Set exercise
Return these lines word for word, leaving out the pictures.

=== Data provided ===

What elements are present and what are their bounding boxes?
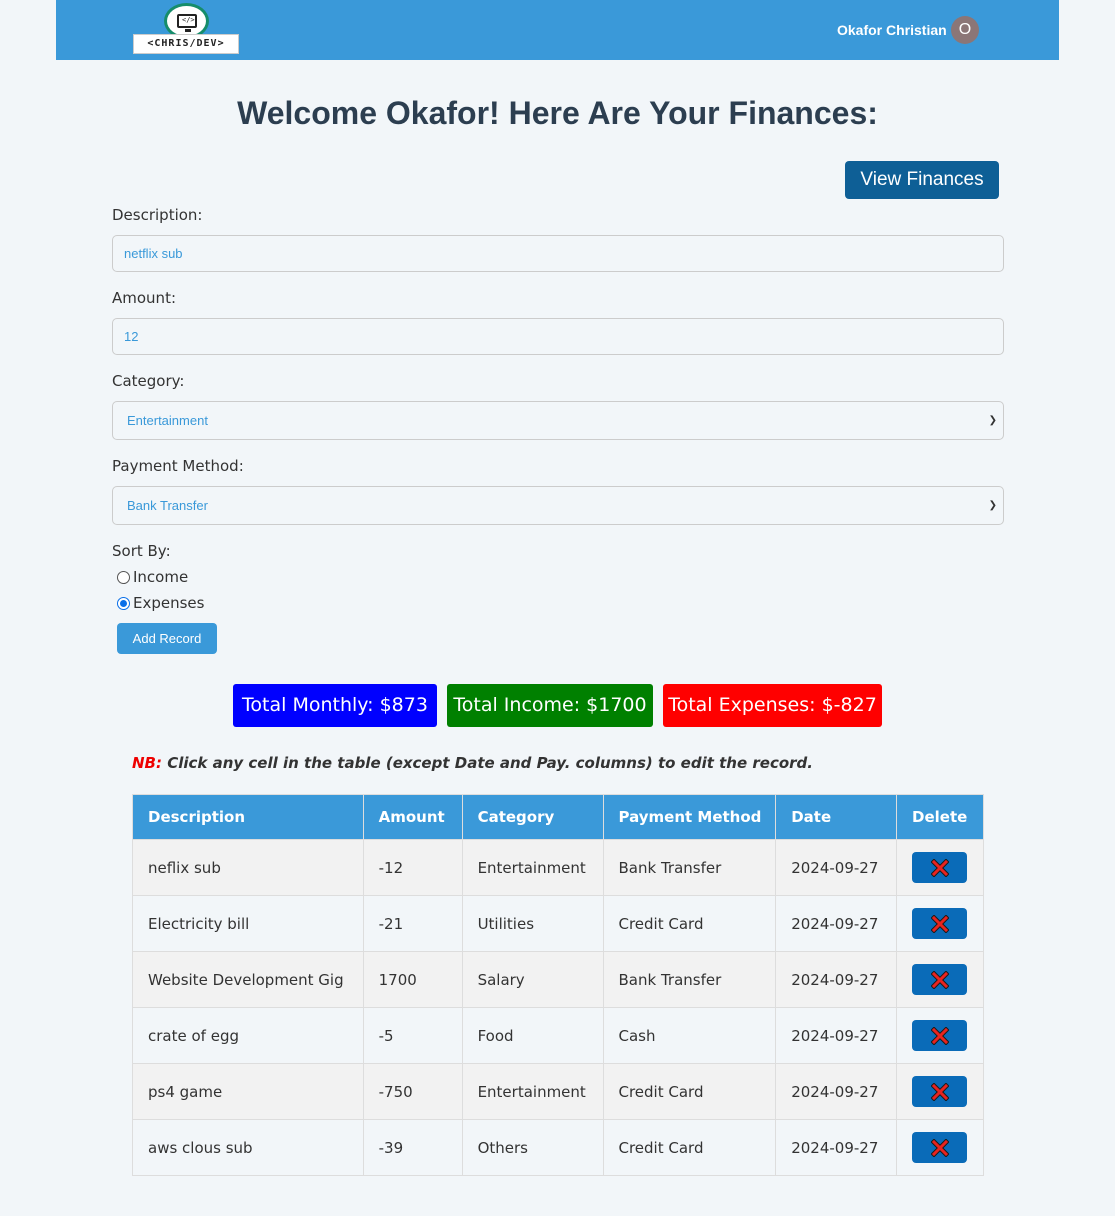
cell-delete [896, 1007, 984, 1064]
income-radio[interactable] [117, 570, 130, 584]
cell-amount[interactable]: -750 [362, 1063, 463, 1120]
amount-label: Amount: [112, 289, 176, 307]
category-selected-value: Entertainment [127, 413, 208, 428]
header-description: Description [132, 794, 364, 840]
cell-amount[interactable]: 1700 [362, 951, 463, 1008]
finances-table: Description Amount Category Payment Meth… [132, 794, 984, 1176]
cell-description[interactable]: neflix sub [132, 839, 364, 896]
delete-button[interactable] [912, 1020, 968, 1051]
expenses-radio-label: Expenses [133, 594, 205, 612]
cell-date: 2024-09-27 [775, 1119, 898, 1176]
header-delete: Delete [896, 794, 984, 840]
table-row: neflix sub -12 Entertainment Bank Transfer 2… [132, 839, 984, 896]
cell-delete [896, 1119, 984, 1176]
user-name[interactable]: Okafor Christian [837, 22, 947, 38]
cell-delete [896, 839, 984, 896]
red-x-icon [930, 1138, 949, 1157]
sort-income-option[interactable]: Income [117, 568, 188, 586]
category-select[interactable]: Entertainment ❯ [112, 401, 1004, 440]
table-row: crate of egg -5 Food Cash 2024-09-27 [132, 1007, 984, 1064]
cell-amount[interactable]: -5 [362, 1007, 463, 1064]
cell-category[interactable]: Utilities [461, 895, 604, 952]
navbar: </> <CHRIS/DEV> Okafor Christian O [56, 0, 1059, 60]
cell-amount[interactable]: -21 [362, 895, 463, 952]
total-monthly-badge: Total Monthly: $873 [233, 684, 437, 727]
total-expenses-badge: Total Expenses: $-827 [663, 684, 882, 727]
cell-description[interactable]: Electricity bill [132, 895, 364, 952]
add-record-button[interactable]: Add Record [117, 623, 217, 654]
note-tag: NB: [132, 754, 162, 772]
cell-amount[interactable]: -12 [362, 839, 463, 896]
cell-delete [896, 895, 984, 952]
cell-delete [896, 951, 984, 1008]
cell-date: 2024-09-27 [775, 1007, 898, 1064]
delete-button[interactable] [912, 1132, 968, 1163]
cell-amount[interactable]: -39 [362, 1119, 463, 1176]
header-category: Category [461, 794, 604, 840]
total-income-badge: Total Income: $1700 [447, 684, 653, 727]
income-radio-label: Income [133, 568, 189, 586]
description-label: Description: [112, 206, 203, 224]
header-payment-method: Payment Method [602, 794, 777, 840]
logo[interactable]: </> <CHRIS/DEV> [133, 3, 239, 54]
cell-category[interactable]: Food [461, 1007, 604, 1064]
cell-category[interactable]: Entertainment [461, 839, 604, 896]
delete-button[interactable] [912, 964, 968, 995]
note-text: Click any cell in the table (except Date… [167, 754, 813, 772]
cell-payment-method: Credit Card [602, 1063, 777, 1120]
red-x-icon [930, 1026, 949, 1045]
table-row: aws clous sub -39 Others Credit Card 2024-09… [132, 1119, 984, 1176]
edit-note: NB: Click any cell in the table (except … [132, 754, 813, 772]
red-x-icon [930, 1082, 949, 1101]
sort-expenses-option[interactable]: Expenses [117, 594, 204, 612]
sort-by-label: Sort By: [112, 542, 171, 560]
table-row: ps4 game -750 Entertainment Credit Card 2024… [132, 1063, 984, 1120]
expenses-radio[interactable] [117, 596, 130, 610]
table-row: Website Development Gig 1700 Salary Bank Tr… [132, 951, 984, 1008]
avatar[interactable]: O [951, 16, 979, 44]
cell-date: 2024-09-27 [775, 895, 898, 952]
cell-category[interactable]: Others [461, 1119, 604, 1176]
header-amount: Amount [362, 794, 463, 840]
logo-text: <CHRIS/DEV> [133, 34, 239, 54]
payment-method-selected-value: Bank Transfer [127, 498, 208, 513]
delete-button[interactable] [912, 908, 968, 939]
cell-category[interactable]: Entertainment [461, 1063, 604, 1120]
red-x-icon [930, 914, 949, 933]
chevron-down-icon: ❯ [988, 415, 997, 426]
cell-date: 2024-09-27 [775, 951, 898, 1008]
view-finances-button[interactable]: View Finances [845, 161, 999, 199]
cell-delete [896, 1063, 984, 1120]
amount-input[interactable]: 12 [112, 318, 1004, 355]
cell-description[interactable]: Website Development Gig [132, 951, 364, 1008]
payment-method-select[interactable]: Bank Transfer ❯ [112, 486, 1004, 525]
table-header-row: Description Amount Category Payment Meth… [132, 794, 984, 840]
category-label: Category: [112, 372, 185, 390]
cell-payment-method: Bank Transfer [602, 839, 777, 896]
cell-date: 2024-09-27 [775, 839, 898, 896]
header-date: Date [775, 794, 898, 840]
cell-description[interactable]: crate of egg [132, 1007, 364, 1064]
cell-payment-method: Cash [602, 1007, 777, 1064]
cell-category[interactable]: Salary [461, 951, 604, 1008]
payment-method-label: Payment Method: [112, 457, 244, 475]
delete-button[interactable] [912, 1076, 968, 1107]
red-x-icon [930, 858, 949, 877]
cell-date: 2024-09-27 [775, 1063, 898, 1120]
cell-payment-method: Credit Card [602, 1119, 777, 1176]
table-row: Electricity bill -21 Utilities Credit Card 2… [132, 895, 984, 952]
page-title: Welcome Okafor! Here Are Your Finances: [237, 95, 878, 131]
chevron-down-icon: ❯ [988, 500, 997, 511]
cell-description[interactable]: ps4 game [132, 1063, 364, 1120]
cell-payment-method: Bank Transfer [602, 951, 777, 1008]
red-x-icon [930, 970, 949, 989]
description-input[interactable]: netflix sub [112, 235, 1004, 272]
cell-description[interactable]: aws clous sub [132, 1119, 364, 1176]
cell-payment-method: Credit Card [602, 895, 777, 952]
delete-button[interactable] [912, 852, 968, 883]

===

Response to the exercise
What elements are present and what are their bounding boxes?
cell-delete [896, 1007, 984, 1064]
income-radio[interactable] [117, 570, 130, 584]
cell-amount[interactable]: -750 [362, 1063, 463, 1120]
amount-label: Amount: [112, 289, 176, 307]
category-selected-value: Entertainment [127, 413, 208, 428]
header-description: Description [132, 794, 364, 840]
cell-amount[interactable]: 1700 [362, 951, 463, 1008]
finances-table: Description Amount Category Payment Meth… [132, 794, 984, 1176]
cell-description[interactable]: neflix sub [132, 839, 364, 896]
delete-button[interactable] [912, 1020, 968, 1051]
expenses-radio-label: Expenses [133, 594, 205, 612]
cell-date: 2024-09-27 [775, 1119, 898, 1176]
header-delete: Delete [896, 794, 984, 840]
table-row: neflix sub -12 Entertainment Bank Transfer 2… [132, 839, 984, 896]
cell-delete [896, 1119, 984, 1176]
user-name[interactable]: Okafor Christian [837, 22, 947, 38]
cell-delete [896, 839, 984, 896]
red-x-icon [930, 1138, 949, 1157]
sort-income-option[interactable]: Income [117, 568, 188, 586]
category-select[interactable]: Entertainment ❯ [112, 401, 1004, 440]
table-row: crate of egg -5 Food Cash 2024-09-27 [132, 1007, 984, 1064]
cell-amount[interactable]: -5 [362, 1007, 463, 1064]
cell-category[interactable]: Utilities [461, 895, 604, 952]
navbar: </> <CHRIS/DEV> Okafor Christian O [56, 0, 1059, 60]
cell-amount[interactable]: -21 [362, 895, 463, 952]
total-monthly-badge: Total Monthly: $873 [233, 684, 437, 727]
total-expenses-badge: Total Expenses: $-827 [663, 684, 882, 727]
cell-description[interactable]: Electricity bill [132, 895, 364, 952]
add-record-button[interactable]: Add Record [117, 623, 217, 654]
note-tag: NB: [132, 754, 162, 772]
cell-amount[interactable]: -12 [362, 839, 463, 896]
cell-delete [896, 895, 984, 952]
cell-delete [896, 951, 984, 1008]
cell-date: 2024-09-27 [775, 1007, 898, 1064]
delete-button[interactable] [912, 1132, 968, 1163]
cell-amount[interactable]: -39 [362, 1119, 463, 1176]
header-category: Category [461, 794, 604, 840]
total-income-badge: Total Income: $1700 [447, 684, 653, 727]
income-radio-label: Income [133, 568, 189, 586]
description-label: Description: [112, 206, 203, 224]
header-payment-method: Payment Method [602, 794, 777, 840]
logo[interactable]: </> <CHRIS/DEV> [133, 3, 239, 54]
cell-category[interactable]: Food [461, 1007, 604, 1064]
cell-category[interactable]: Entertainment [461, 839, 604, 896]
delete-button[interactable] [912, 964, 968, 995]
note-text: Click any cell in the table (except Date… [167, 754, 813, 772]
cell-payment-method: Credit Card [602, 1063, 777, 1120]
red-x-icon [930, 1026, 949, 1045]
table-row: aws clous sub -39 Others Credit Card 2024-09… [132, 1119, 984, 1176]
edit-note: NB: Click any cell in the table (except … [132, 754, 813, 772]
red-x-icon [930, 1082, 949, 1101]
sort-expenses-option[interactable]: Expenses [117, 594, 204, 612]
sort-by-label: Sort By: [112, 542, 171, 560]
table-row: ps4 game -750 Entertainment Credit Card 2024… [132, 1063, 984, 1120]
expenses-radio[interactable] [117, 596, 130, 610]
table-row: Website Development Gig 1700 Salary Bank Tr… [132, 951, 984, 1008]
avatar[interactable]: O [951, 16, 979, 44]
cell-date: 2024-09-27 [775, 895, 898, 952]
cell-category[interactable]: Others [461, 1119, 604, 1176]
header-amount: Amount [362, 794, 463, 840]
logo-text: <CHRIS/DEV> [133, 34, 239, 54]
payment-method-selected-value: Bank Transfer [127, 498, 208, 513]
delete-button[interactable] [912, 908, 968, 939]
cell-category[interactable]: Entertainment [461, 1063, 604, 1120]
red-x-icon [930, 914, 949, 933]
chevron-down-icon: ❯ [988, 415, 997, 426]
cell-date: 2024-09-27 [775, 951, 898, 1008]
view-finances-button[interactable]: View Finances [845, 161, 999, 199]
cell-delete [896, 1063, 984, 1120]
amount-input[interactable]: 12 [112, 318, 1004, 355]
cell-description[interactable]: Website Development Gig [132, 951, 364, 1008]
payment-method-select[interactable]: Bank Transfer ❯ [112, 486, 1004, 525]
table-header-row: Description Amount Category Payment Meth… [132, 794, 984, 840]
category-label: Category: [112, 372, 185, 390]
cell-payment-method: Bank Transfer [602, 839, 777, 896]
cell-date: 2024-09-27 [775, 839, 898, 896]
header-date: Date [775, 794, 898, 840]
cell-description[interactable]: crate of egg [132, 1007, 364, 1064]
cell-payment-method: Cash [602, 1007, 777, 1064]
cell-category[interactable]: Salary [461, 951, 604, 1008]
payment-method-label: Payment Method: [112, 457, 244, 475]
delete-button[interactable] [912, 1076, 968, 1107]
red-x-icon [930, 858, 949, 877]
cell-date: 2024-09-27 [775, 1063, 898, 1120]
cell-payment-method: Credit Card [602, 1119, 777, 1176]
table-row: Electricity bill -21 Utilities Credit Card 2… [132, 895, 984, 952]
page-title: Welcome Okafor! Here Are Your Finances: [237, 95, 878, 131]
chevron-down-icon: ❯ [988, 500, 997, 511]
cell-description[interactable]: ps4 game [132, 1063, 364, 1120]
cell-payment-method: Bank Transfer [602, 951, 777, 1008]
red-x-icon [930, 970, 949, 989]
description-input[interactable]: netflix sub [112, 235, 1004, 272]
cell-description[interactable]: aws clous sub [132, 1119, 364, 1176]
cell-payment-method: Credit Card [602, 895, 777, 952]
delete-button[interactable] [912, 852, 968, 883]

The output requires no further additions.